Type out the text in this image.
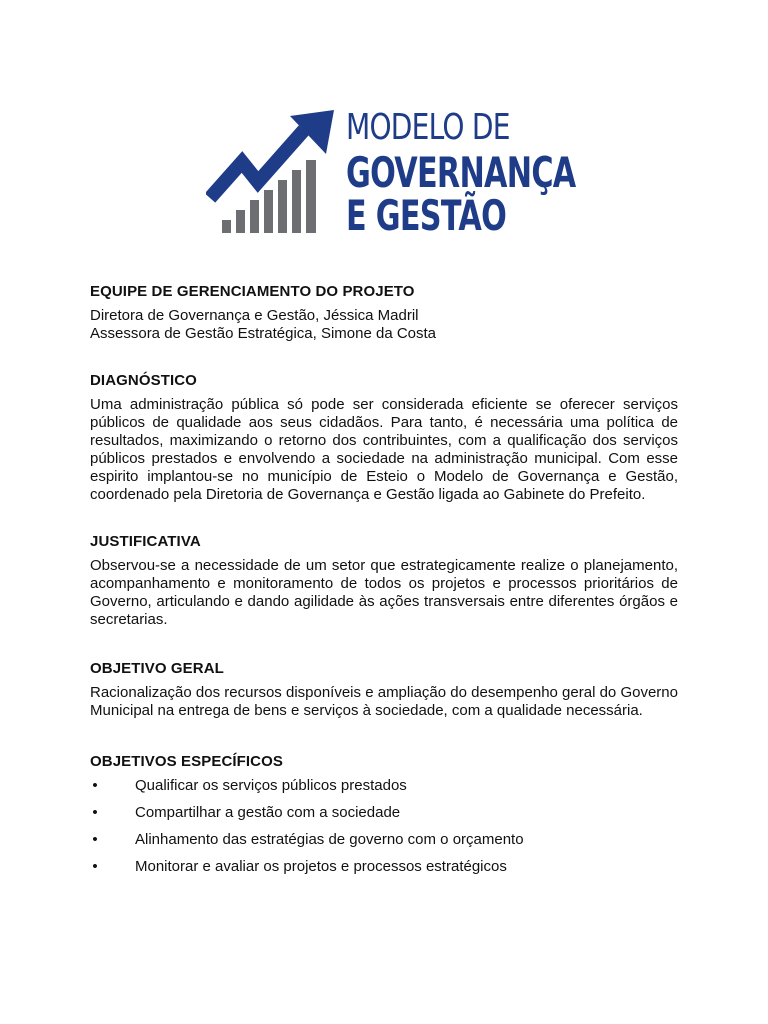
MODELO DE
GOVERNANÇA
E GESTÃO

EQUIPE DE GERENCIAMENTO DO PROJETO

Diretora de Governança e Gestão, Jéssica Madril

Assessora de Gestão Estratégica, Simone da Costa

DIAGNÓSTICO

Uma administração pública só pode ser considerada eficiente se oferecer serviços públicos de qualidade aos seus cidadãos. Para tanto, é necessária uma política de resultados, maximizando o retorno dos contribuintes, com a qualificação dos serviços públicos prestados e envolvendo a sociedade na administração municipal. Com esse espirito implantou-se no município de Esteio o Modelo de Governança e Gestão, coordenado pela Diretoria de Governança e Gestão ligada ao Gabinete do Prefeito.

JUSTIFICATIVA

Observou-se a necessidade de um setor que estrategicamente realize o planejamento, acompanhamento e monitoramento de todos os projetos e processos prioritários de Governo, articulando e dando agilidade às ações transversais entre diferentes órgãos e secretarias.

OBJETIVO GERAL

Racionalização dos recursos disponíveis e ampliação do desempenho geral do Governo Municipal na entrega de bens e serviços à sociedade, com a qualidade necessária.

OBJETIVOS ESPECÍFICOS

• Qualificar os serviços públicos prestados
• Compartilhar a gestão com a sociedade
• Alinhamento das estratégias de governo com o orçamento
• Monitorar e avaliar os projetos e processos estratégicos
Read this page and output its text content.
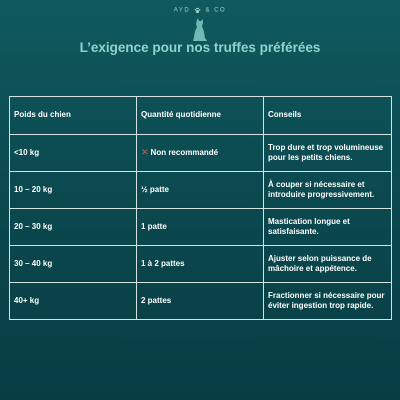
AYD	& CO
L’exigence pour nos truffes préférées
Poids du chien	Quantité quotidienne	Conseils
<10 kg	✕ Non recommandé	Trop dure et trop volumineuse pour les petits chiens.
10 – 20 kg	½ patte	À couper si nécessaire et introduire progressivement.
20 – 30 kg	1 patte	Mastication longue et satisfaisante.
30 – 40 kg	1 à 2 pattes	Ajuster selon puissance de mâchoire et appétence.
40+ kg	2 pattes	Fractionner si nécessaire pour éviter ingestion trop rapide.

◇ ◇ ◇

Reproduce each line exactly as it appears, omitting the pictures.

Type out the text in this image.
MODELO DE
GOVERNANÇA
E GESTÃO

EQUIPE DE GERENCIAMENTO DO PROJETO

Diretora de Governança e Gestão, Jéssica Madril

Assessora de Gestão Estratégica, Simone da Costa

DIAGNÓSTICO

Uma administração pública só pode ser considerada eficiente se oferecer serviços públicos de qualidade aos seus cidadãos. Para tanto, é necessária uma política de resultados, maximizando o retorno dos contribuintes, com a qualificação dos serviços públicos prestados e envolvendo a sociedade na administração municipal. Com esse espirito implantou-se no município de Esteio o Modelo de Governança e Gestão, coordenado pela Diretoria de Governança e Gestão ligada ao Gabinete do Prefeito.

JUSTIFICATIVA

Observou-se a necessidade de um setor que estrategicamente realize o planejamento, acompanhamento e monitoramento de todos os projetos e processos prioritários de Governo, articulando e dando agilidade às ações transversais entre diferentes órgãos e secretarias.

OBJETIVO GERAL

Racionalização dos recursos disponíveis e ampliação do desempenho geral do Governo Municipal na entrega de bens e serviços à sociedade, com a qualidade necessária.

OBJETIVOS ESPECÍFICOS

• Qualificar os serviços públicos prestados
• Compartilhar a gestão com a sociedade
• Alinhamento das estratégias de governo com o orçamento
• Monitorar e avaliar os projetos e processos estratégicos
Read this page and output its text content.
AYD	& CO
L’exigence pour nos truffes préférées
Poids du chien	Quantité quotidienne	Conseils
<10 kg	✕ Non recommandé	Trop dure et trop volumineuse pour les petits chiens.
10 – 20 kg	½ patte	À couper si nécessaire et introduire progressivement.
20 – 30 kg	1 patte	Mastication longue et satisfaisante.
30 – 40 kg	1 à 2 pattes	Ajuster selon puissance de mâchoire et appétence.
40+ kg	2 pattes	Fractionner si nécessaire pour éviter ingestion trop rapide.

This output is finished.